BRIEF: Your task is to copy each line that has the word "this".

*****

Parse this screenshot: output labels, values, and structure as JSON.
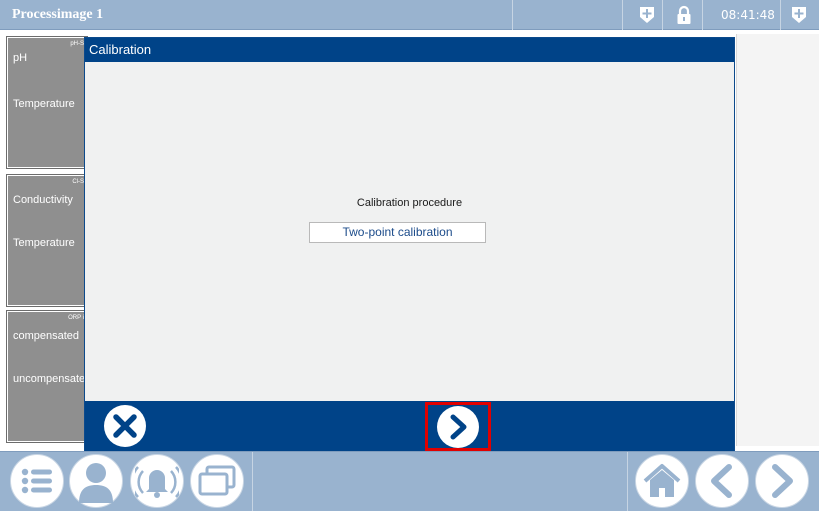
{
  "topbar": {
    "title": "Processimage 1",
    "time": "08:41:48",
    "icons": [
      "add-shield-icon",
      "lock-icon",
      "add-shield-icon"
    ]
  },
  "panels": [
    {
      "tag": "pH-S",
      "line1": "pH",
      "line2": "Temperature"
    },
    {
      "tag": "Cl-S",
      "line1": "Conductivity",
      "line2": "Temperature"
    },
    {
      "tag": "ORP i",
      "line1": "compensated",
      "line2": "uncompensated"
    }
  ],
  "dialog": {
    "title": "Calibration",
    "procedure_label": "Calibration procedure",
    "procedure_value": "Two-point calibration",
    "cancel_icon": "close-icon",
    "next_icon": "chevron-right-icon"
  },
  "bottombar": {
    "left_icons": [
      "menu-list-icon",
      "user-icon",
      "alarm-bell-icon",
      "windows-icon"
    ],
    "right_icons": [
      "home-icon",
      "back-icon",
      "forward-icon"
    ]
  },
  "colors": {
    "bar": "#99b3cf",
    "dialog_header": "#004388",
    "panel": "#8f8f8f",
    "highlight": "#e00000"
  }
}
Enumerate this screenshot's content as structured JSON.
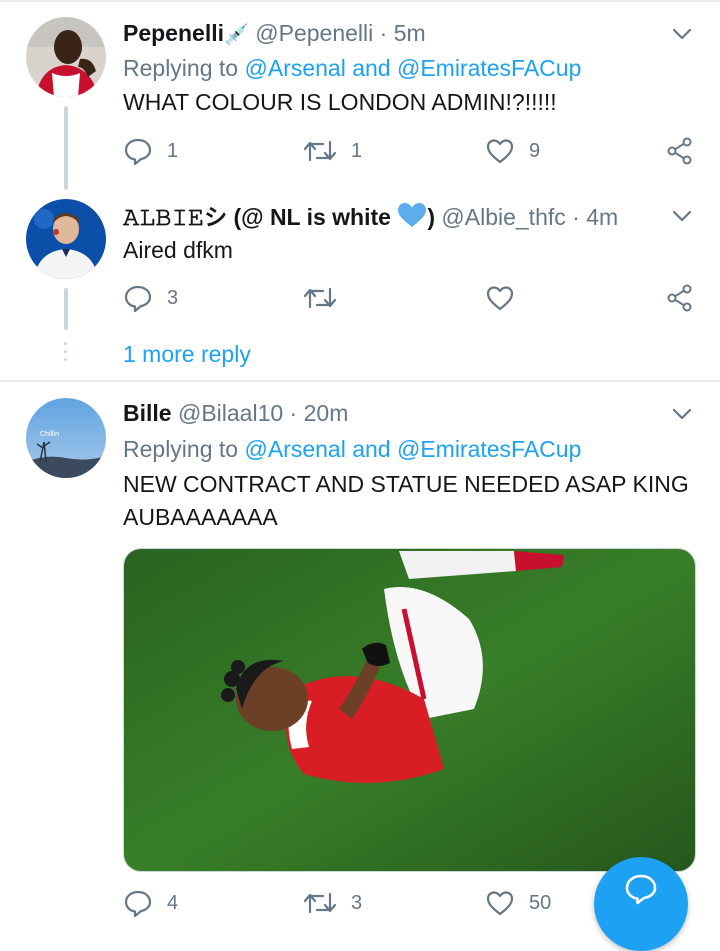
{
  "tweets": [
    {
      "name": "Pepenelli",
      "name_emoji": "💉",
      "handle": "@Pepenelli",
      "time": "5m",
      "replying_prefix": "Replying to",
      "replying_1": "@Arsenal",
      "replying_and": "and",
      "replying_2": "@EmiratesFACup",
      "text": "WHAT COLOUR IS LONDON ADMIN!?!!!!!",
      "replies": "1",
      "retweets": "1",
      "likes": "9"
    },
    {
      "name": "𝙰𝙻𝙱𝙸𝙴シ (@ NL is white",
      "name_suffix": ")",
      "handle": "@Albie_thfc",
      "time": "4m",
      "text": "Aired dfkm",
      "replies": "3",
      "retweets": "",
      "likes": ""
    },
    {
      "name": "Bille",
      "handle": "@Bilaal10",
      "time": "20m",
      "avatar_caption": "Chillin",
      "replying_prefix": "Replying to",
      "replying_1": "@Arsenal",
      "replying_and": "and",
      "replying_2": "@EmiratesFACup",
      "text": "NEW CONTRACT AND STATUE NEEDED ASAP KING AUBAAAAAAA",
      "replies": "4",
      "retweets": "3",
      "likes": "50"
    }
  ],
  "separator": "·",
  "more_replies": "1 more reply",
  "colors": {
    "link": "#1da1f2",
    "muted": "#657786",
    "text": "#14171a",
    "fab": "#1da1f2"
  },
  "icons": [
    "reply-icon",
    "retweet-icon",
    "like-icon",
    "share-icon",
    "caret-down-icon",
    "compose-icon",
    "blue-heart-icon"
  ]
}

*****

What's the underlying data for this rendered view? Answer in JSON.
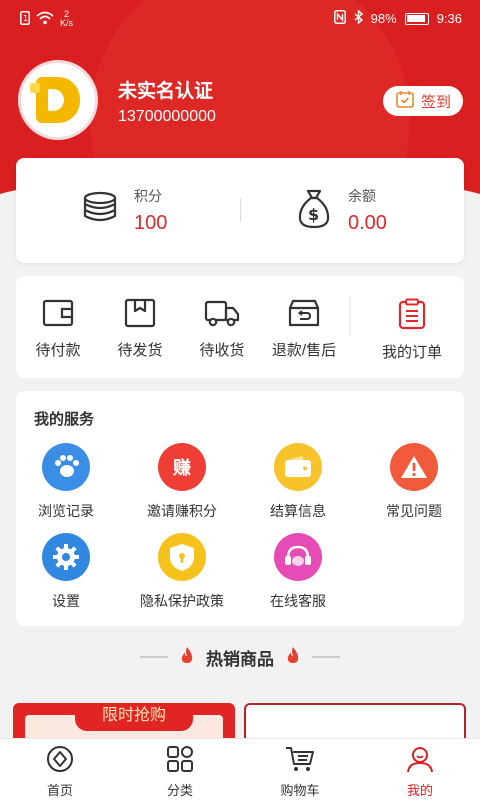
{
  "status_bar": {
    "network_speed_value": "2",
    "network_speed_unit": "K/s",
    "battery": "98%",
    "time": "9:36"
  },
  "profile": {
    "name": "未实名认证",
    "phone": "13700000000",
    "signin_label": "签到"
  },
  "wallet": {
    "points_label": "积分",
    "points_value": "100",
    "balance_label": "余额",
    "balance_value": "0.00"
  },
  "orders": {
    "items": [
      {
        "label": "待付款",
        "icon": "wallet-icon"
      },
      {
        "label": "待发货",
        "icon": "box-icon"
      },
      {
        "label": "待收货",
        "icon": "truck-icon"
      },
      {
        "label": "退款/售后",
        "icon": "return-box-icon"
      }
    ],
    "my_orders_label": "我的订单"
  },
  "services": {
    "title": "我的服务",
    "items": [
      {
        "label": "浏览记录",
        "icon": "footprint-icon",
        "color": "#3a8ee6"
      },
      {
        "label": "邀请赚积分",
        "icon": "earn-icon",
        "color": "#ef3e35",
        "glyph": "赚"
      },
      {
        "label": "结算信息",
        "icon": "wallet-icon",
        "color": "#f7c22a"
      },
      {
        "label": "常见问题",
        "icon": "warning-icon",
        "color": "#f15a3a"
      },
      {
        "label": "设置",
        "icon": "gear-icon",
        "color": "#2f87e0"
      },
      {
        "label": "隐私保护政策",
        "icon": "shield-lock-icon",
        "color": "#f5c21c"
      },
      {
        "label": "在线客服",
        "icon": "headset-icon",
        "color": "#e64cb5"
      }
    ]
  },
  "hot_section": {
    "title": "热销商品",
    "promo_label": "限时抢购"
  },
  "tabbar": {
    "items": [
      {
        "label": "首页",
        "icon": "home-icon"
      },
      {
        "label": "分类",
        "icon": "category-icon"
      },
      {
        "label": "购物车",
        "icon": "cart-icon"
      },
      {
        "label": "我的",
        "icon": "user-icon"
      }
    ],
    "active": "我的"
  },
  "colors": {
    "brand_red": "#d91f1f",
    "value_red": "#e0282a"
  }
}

*****

RESULT BELOW:
Parse this screenshot: output labels, values, and structure as JSON.
Enumerate this screenshot's content as structured JSON.
What's the underlying data for this rendered view? Answer in JSON.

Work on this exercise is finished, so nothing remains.